Page element annotations:
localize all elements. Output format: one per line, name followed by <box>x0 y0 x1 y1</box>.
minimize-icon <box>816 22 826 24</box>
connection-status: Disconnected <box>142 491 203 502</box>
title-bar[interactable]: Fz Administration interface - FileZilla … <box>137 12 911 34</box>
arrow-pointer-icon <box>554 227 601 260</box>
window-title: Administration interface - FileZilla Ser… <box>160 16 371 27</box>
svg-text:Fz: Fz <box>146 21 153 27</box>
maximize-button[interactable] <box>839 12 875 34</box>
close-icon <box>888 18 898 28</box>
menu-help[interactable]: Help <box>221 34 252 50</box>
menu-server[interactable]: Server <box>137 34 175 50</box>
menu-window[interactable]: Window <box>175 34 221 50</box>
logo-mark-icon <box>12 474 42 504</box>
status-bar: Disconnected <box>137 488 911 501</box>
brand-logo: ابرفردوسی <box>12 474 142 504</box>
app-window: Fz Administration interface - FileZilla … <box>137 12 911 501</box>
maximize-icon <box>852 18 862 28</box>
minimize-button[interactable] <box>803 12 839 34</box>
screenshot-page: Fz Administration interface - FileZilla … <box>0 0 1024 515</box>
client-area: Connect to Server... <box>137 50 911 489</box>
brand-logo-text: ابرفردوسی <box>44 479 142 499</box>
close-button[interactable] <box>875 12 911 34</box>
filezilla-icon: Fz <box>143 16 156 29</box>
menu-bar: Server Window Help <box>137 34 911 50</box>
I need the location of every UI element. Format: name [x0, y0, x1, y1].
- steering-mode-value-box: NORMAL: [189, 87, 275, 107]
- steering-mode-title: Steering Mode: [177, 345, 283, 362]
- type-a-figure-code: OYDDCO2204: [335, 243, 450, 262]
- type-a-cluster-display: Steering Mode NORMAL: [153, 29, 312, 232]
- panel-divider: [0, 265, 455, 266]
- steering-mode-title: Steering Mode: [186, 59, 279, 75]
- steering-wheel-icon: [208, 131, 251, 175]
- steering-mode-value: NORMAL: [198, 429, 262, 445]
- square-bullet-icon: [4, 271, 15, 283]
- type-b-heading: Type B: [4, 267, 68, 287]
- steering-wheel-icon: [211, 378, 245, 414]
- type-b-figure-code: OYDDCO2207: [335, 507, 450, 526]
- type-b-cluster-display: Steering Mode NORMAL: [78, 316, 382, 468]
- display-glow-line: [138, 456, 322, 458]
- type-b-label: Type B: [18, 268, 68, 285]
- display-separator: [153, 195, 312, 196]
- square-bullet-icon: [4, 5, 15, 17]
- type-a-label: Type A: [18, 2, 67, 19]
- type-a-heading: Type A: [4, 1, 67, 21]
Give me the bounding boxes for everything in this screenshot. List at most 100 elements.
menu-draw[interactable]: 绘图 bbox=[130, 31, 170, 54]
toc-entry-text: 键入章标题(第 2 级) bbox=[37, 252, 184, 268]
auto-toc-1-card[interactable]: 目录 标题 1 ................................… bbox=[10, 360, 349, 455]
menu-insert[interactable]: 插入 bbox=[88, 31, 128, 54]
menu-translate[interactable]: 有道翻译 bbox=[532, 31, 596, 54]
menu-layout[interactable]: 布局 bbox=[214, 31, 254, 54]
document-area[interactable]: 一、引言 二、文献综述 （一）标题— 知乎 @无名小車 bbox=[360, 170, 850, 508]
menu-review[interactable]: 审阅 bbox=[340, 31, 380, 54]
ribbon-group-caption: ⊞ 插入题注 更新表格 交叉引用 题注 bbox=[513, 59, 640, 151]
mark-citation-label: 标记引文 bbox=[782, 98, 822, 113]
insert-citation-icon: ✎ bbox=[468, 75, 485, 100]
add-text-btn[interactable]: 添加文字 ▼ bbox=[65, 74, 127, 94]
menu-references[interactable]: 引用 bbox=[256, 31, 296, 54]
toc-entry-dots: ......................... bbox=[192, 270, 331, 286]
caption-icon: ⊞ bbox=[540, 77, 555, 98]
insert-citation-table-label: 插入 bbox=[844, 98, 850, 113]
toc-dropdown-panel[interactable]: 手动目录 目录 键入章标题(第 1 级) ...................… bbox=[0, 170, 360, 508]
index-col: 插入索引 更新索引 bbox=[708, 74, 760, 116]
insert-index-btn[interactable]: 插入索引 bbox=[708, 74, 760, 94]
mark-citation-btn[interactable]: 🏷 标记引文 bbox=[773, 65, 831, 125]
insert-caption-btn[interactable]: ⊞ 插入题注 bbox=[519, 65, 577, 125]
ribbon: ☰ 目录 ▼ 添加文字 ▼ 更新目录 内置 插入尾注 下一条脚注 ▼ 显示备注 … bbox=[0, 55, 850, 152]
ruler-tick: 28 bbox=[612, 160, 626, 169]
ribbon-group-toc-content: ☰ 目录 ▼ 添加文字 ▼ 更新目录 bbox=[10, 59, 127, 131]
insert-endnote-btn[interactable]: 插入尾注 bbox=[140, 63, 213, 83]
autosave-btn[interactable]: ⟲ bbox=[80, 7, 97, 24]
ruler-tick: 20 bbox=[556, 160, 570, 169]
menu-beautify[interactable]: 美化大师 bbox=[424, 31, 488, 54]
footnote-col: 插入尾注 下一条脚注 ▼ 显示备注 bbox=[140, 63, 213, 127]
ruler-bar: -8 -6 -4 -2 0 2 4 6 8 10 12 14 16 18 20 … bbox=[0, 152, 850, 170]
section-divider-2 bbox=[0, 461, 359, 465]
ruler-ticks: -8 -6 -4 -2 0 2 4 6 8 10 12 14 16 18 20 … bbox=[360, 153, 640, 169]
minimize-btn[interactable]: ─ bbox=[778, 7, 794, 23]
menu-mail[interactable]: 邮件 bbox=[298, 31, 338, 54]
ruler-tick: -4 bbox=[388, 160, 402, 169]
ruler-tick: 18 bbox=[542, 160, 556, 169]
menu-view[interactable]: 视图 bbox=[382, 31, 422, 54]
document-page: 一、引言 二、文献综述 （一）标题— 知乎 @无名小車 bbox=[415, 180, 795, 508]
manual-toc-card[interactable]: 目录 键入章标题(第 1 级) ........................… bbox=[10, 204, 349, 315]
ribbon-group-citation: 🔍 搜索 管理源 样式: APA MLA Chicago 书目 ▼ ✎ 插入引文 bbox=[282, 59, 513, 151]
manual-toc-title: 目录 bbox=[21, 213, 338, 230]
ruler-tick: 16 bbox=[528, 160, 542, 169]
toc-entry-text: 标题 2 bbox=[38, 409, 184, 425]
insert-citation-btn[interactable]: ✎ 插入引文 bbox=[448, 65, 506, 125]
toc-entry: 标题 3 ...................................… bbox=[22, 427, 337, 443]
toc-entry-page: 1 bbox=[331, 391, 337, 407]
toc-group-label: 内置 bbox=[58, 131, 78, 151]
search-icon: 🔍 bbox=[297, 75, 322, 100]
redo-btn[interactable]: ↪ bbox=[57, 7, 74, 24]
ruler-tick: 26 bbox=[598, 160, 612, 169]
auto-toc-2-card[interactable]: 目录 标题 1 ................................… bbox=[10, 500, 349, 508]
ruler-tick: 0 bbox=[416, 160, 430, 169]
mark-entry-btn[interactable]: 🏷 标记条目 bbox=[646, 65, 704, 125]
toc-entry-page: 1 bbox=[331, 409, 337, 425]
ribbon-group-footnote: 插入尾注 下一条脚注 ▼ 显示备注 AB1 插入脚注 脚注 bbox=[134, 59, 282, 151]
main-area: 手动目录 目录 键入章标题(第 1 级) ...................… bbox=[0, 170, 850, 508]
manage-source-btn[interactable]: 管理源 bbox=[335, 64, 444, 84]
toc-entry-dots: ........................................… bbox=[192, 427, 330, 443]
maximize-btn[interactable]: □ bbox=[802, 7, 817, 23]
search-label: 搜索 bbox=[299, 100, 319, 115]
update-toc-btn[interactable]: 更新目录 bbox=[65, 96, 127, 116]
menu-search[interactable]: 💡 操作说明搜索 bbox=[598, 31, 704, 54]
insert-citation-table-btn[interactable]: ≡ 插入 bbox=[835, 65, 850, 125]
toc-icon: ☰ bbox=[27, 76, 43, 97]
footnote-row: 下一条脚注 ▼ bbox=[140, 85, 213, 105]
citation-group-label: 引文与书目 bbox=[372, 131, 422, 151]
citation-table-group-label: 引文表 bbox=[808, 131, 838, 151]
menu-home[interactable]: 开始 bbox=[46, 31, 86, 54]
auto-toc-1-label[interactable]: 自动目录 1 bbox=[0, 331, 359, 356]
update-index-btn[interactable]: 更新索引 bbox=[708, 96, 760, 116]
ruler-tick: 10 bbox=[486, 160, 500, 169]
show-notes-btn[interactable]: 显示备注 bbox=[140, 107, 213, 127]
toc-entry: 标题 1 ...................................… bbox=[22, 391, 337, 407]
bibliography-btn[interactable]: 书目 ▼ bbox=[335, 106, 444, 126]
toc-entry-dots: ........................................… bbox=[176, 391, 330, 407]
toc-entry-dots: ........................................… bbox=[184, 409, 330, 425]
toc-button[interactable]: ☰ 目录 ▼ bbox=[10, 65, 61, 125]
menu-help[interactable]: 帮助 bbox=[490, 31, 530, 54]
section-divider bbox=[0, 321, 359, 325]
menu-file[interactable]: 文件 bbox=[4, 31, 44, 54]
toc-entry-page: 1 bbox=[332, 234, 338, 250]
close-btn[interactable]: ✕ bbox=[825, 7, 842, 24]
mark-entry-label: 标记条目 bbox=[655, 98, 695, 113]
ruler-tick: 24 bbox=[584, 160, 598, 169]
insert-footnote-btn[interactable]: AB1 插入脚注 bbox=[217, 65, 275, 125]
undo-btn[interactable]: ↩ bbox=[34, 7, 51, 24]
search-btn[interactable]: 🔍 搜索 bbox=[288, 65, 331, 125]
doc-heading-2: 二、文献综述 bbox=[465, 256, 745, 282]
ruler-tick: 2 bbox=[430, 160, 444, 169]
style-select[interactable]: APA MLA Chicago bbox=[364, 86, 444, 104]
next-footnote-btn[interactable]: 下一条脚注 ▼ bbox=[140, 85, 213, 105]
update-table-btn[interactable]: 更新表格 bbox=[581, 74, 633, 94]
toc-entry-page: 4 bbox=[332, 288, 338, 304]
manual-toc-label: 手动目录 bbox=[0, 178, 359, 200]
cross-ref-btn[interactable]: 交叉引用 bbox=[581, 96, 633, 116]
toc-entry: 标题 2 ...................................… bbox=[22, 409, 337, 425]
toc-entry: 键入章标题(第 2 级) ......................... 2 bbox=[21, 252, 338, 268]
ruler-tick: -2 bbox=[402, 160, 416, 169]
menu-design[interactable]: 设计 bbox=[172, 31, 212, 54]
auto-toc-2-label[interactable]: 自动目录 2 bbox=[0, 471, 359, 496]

Exercise objective:
Reproduce the data word for word, starting with its first line and stopping after the line that contains "brand-logo-text: ابرفردوسی <box>44".

Exercise solution:
localize all elements. Output format: one per line, name followed by <box>x0 y0 x1 y1</box>.
minimize-icon <box>816 22 826 24</box>
connection-status: Disconnected <box>142 491 203 502</box>
title-bar[interactable]: Fz Administration interface - FileZilla … <box>137 12 911 34</box>
arrow-pointer-icon <box>554 227 601 260</box>
window-title: Administration interface - FileZilla Ser… <box>160 16 371 27</box>
svg-text:Fz: Fz <box>146 21 153 27</box>
maximize-button[interactable] <box>839 12 875 34</box>
close-icon <box>888 18 898 28</box>
menu-help[interactable]: Help <box>221 34 252 50</box>
menu-server[interactable]: Server <box>137 34 175 50</box>
menu-window[interactable]: Window <box>175 34 221 50</box>
logo-mark-icon <box>12 474 42 504</box>
status-bar: Disconnected <box>137 488 911 501</box>
brand-logo: ابرفردوسی <box>12 474 142 504</box>
app-window: Fz Administration interface - FileZilla … <box>137 12 911 501</box>
maximize-icon <box>852 18 862 28</box>
minimize-button[interactable] <box>803 12 839 34</box>
screenshot-page: Fz Administration interface - FileZilla … <box>0 0 1024 515</box>
client-area: Connect to Server... <box>137 50 911 489</box>
brand-logo-text: ابرفردوسی <box>44 479 142 499</box>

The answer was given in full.